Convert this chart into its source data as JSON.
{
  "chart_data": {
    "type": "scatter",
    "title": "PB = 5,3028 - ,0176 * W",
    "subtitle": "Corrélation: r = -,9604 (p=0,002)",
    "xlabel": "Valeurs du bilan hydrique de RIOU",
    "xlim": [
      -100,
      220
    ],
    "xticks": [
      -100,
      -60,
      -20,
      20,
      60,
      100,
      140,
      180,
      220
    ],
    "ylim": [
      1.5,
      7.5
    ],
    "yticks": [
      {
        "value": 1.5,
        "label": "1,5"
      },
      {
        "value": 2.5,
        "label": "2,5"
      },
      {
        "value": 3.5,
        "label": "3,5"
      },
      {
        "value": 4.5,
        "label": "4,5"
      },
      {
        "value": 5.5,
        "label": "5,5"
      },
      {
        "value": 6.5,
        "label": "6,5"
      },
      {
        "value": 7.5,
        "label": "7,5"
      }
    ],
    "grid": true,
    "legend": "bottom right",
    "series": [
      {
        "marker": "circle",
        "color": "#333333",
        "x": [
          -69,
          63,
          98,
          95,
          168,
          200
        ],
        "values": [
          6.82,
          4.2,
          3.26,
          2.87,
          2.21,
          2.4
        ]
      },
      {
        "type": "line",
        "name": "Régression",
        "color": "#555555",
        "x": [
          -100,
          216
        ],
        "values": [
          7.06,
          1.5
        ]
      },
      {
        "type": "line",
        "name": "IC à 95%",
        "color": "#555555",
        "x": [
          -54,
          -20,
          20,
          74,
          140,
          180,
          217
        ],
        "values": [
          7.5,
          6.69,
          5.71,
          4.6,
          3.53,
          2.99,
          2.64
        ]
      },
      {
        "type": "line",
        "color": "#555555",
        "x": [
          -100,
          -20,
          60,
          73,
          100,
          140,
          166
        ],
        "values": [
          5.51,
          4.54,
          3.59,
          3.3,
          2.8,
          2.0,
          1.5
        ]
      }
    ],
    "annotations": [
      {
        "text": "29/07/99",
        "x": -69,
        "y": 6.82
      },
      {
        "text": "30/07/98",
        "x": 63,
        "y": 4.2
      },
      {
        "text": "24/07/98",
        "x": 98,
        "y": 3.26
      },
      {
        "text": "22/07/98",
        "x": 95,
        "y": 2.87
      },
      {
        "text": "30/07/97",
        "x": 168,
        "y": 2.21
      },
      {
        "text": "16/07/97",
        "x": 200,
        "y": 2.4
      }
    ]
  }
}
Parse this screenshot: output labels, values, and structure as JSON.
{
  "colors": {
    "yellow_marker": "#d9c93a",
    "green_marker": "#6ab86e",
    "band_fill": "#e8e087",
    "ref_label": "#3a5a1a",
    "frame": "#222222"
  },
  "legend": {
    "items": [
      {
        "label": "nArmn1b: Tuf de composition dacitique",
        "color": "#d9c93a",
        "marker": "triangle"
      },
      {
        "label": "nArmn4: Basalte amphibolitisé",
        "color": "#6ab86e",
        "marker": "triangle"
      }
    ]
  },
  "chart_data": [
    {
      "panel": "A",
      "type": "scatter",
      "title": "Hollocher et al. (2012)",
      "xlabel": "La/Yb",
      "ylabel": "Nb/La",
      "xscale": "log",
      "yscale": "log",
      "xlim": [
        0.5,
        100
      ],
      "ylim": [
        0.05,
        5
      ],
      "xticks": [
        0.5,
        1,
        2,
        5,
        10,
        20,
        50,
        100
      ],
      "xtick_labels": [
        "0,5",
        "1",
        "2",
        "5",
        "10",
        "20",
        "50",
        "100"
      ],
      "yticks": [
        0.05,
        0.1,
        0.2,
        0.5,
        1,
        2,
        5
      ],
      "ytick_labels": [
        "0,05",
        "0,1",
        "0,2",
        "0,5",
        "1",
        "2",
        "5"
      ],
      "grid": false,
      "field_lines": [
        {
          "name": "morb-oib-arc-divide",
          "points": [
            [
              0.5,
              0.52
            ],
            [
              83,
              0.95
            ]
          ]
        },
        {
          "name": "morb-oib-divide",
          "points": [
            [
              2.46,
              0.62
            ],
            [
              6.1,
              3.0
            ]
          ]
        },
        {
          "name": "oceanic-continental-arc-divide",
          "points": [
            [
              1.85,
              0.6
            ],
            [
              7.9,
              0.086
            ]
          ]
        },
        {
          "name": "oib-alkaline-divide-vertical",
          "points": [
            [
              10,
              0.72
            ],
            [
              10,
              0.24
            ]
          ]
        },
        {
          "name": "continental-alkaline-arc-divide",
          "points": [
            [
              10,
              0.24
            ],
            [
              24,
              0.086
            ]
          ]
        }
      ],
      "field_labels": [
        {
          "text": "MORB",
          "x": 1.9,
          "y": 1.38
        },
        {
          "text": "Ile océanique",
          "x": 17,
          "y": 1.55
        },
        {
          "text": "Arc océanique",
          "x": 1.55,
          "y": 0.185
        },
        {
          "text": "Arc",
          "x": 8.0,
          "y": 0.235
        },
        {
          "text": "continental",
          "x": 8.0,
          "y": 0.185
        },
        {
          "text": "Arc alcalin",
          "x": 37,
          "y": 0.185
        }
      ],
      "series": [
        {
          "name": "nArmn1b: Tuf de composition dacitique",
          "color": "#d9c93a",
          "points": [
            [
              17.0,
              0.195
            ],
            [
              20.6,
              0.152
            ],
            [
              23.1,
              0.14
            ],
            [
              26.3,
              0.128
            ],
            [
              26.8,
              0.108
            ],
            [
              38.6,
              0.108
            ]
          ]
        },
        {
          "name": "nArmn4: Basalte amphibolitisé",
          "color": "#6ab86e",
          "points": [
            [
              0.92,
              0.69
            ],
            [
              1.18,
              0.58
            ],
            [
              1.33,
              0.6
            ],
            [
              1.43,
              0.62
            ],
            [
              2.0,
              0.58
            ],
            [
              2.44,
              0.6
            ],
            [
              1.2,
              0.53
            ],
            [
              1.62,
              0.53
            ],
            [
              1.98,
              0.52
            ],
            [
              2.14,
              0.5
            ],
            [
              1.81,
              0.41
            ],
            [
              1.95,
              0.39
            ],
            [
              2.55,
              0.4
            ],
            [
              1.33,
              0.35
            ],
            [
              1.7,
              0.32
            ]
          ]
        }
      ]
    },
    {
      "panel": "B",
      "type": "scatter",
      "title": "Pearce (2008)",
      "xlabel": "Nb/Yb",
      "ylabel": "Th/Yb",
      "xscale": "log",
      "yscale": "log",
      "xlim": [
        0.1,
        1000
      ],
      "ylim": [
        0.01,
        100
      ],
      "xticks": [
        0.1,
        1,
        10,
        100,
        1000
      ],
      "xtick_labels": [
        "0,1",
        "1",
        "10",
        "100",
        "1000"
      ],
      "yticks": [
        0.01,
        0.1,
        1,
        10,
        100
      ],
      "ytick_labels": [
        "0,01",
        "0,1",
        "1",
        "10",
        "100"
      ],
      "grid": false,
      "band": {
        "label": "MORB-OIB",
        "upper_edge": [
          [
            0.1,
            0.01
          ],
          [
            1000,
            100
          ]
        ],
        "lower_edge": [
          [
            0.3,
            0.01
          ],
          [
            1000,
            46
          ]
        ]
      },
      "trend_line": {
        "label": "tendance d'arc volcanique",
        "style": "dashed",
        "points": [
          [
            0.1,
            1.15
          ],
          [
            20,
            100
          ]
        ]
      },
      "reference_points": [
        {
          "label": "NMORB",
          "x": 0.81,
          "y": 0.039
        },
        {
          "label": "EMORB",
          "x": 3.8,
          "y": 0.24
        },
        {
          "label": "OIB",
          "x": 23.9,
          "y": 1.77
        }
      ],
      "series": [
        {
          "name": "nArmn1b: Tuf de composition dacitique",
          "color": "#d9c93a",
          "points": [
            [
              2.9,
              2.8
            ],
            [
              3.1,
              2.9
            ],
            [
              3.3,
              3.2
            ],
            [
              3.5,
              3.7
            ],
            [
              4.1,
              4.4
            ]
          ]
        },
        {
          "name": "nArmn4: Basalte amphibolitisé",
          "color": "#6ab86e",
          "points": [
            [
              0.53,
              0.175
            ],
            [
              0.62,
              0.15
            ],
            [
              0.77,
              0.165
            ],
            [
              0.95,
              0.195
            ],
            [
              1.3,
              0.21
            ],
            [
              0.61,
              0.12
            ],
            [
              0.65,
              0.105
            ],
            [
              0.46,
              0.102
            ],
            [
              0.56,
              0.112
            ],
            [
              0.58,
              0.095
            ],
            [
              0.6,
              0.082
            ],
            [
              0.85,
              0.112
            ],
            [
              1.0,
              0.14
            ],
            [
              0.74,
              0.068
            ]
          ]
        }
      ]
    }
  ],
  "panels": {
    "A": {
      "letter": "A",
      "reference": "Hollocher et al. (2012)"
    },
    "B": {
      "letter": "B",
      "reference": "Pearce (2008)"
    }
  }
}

Written request:
Determine how many lines of the data contain the word "Hollocher", and reply with that number only.

Result:
2